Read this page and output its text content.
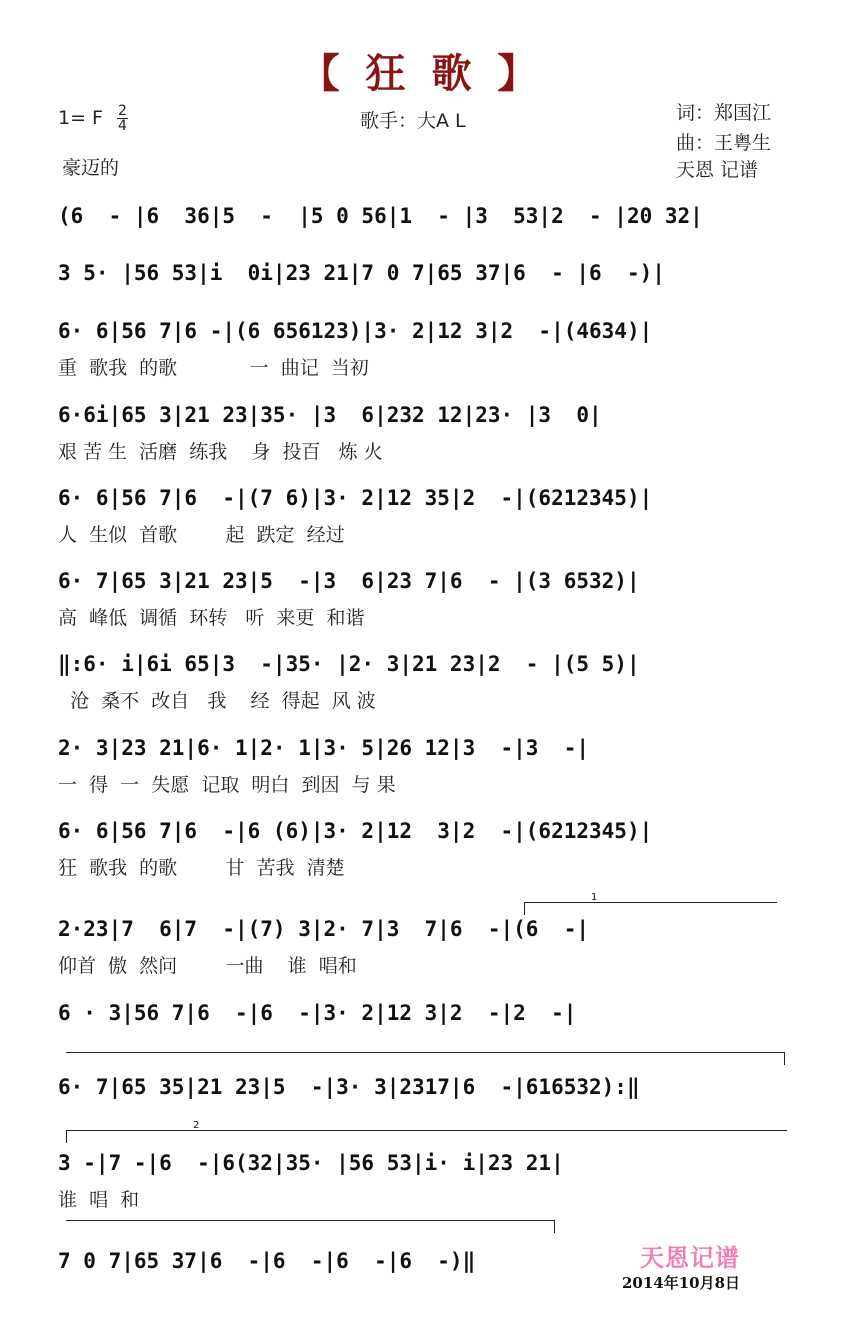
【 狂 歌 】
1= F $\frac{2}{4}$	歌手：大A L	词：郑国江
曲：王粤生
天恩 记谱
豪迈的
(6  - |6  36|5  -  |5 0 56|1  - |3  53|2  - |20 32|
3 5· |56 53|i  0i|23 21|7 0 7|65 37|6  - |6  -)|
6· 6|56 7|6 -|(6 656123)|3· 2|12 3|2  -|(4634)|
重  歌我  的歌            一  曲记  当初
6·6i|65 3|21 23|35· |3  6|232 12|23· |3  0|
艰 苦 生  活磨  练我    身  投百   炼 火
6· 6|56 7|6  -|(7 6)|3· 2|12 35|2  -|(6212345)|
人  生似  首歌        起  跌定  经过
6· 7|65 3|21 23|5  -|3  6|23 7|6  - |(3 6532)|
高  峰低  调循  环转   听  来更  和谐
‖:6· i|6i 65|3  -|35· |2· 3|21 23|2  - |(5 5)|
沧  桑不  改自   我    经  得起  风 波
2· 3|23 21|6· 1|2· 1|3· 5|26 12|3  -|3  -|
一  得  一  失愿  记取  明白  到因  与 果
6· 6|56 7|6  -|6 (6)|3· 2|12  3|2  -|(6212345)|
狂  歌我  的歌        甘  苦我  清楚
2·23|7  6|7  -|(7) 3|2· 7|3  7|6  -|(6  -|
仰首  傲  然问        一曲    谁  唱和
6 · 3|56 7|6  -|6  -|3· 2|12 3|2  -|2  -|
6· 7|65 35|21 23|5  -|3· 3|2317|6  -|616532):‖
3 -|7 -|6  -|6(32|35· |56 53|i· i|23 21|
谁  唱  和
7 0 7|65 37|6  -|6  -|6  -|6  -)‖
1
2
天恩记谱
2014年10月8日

* * *

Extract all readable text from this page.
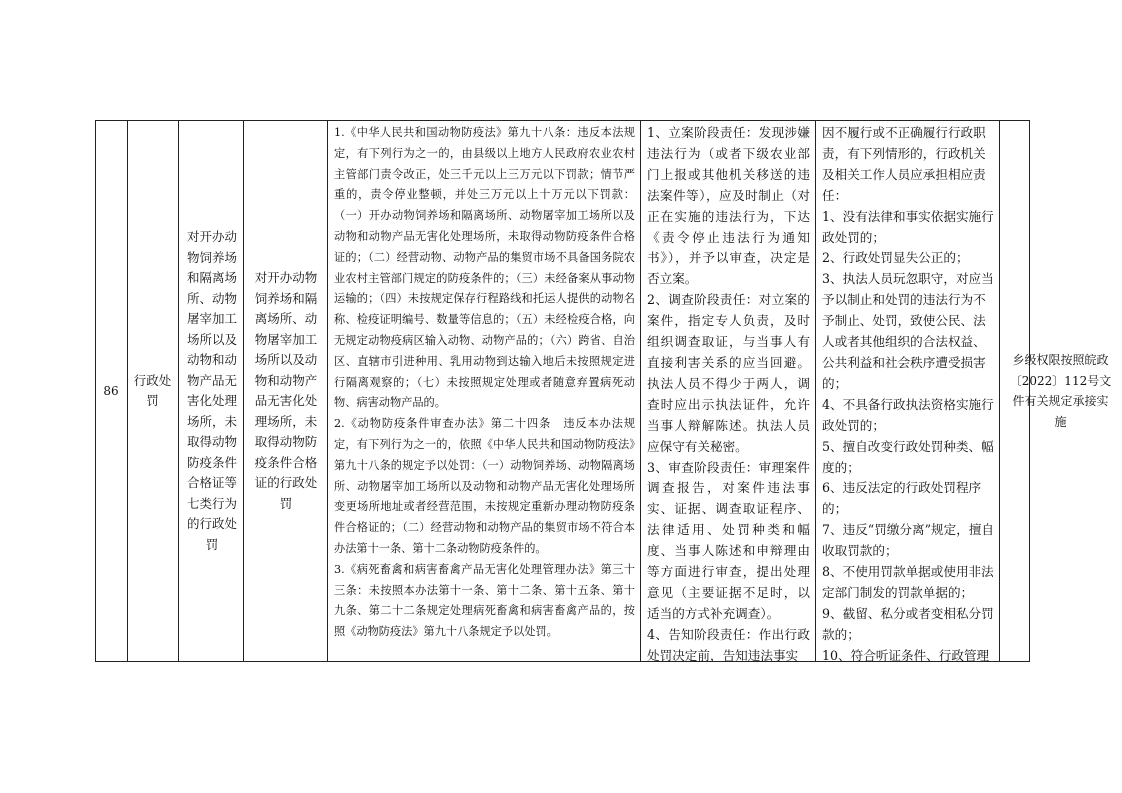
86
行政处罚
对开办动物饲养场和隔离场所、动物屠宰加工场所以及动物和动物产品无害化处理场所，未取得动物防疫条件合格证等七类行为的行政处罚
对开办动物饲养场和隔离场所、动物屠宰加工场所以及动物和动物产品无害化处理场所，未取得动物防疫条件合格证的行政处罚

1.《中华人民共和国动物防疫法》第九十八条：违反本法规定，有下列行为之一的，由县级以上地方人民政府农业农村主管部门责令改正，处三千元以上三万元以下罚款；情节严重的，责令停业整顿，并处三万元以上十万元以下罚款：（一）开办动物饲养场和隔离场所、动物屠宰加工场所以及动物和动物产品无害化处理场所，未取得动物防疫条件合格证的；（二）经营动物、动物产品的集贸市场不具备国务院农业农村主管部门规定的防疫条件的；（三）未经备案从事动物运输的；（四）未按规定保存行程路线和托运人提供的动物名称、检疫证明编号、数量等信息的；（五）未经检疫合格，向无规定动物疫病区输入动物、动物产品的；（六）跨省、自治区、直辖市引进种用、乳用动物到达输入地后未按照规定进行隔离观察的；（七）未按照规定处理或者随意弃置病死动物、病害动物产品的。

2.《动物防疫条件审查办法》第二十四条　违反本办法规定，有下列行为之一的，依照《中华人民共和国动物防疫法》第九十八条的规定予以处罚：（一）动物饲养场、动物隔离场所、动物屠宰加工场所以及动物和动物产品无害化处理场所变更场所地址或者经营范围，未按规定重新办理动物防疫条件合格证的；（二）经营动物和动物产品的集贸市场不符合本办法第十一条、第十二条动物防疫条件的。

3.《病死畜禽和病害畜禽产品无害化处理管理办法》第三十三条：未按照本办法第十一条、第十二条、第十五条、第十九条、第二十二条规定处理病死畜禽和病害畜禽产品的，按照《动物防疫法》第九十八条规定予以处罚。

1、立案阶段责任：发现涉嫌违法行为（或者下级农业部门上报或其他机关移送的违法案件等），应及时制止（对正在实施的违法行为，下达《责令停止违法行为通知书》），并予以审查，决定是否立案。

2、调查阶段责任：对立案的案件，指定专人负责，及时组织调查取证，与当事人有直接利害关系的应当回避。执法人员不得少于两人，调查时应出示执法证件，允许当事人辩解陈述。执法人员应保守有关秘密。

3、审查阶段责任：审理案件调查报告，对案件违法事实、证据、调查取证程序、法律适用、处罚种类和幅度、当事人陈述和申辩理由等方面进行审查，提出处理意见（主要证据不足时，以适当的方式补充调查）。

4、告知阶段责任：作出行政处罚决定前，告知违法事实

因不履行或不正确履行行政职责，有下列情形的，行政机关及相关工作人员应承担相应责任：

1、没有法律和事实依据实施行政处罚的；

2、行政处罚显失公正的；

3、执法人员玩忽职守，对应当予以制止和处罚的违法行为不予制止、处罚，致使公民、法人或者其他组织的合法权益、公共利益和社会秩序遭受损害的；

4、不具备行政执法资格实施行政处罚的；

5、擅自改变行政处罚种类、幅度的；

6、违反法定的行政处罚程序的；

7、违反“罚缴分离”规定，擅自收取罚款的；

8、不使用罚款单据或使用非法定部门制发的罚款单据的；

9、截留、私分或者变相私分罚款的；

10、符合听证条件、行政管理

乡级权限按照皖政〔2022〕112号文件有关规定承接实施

» What to work on:
Consider the entries above and return each line with the string "text".

» Written solution:
Read this page and output its text content.
Extract all readable text from this page.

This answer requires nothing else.